WHAT TO DO — Pull out every line below holding the word "JSON".
-- start of MATERIAL PROVIDED --
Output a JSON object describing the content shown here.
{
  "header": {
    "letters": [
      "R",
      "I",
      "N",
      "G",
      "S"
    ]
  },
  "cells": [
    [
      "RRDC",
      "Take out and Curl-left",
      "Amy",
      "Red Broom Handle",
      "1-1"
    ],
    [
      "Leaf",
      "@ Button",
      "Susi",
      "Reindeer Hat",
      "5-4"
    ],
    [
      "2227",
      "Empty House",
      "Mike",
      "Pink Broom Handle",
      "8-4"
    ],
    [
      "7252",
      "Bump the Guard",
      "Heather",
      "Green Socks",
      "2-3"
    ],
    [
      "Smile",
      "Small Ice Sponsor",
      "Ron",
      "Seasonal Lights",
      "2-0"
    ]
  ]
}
-- end of MATERIAL PROVIDED --
-- start of MATERIAL PROVIDED --
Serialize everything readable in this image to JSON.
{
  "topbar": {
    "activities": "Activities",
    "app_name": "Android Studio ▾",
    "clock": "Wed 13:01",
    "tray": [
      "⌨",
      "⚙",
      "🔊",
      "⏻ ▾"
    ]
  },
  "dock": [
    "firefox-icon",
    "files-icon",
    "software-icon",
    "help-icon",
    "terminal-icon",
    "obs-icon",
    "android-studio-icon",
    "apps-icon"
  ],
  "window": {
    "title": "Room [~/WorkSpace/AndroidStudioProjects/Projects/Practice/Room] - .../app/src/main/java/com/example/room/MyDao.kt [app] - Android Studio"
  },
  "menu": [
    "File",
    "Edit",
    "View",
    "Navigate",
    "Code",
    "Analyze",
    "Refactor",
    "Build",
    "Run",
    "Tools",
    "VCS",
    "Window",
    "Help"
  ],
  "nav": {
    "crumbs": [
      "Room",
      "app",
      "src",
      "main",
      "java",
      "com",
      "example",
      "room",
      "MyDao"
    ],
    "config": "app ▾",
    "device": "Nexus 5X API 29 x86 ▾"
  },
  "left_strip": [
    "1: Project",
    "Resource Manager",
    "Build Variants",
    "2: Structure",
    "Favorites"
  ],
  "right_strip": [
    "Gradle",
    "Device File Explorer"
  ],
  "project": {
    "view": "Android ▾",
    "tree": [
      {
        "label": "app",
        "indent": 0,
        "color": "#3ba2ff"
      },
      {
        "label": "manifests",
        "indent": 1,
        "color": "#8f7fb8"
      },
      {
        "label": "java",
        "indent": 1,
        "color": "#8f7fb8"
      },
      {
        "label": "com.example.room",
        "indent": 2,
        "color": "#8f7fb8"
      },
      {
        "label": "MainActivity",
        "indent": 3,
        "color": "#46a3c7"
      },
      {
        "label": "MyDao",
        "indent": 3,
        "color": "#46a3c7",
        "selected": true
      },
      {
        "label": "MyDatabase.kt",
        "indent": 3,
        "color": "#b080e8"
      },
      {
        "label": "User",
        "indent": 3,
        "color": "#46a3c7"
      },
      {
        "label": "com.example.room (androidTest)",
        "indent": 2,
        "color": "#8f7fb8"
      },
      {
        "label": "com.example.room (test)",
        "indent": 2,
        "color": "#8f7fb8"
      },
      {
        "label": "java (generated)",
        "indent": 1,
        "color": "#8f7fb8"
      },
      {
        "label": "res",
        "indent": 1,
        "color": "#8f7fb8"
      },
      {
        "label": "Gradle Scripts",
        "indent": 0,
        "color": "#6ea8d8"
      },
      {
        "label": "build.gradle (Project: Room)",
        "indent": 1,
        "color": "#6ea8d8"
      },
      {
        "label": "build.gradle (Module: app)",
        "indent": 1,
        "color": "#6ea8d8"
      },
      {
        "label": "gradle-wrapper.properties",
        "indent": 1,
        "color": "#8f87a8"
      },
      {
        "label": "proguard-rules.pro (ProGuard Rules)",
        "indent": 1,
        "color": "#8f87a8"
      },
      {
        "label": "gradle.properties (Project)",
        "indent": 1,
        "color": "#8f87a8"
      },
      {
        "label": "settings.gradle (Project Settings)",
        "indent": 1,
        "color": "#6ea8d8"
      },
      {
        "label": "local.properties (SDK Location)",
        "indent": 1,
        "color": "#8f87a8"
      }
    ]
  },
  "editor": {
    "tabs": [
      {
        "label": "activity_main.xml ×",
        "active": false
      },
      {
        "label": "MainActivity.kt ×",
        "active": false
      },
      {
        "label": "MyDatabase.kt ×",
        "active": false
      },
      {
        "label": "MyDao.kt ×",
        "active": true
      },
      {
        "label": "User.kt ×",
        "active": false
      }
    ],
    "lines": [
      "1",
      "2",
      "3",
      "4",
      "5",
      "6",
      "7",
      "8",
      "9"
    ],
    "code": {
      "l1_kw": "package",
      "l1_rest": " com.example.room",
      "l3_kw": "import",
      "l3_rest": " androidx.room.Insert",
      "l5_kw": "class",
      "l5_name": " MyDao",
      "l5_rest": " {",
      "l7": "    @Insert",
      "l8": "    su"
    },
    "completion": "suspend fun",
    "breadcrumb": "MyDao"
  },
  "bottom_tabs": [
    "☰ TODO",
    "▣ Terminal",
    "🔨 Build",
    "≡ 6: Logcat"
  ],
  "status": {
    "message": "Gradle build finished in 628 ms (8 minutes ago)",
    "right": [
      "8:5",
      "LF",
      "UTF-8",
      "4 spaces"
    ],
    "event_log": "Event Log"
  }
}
-- end of MATERIAL PROVIDED --
EXPECTED ANSWER —
Output a JSON object describing the content shown here.
Serialize everything readable in this image to JSON.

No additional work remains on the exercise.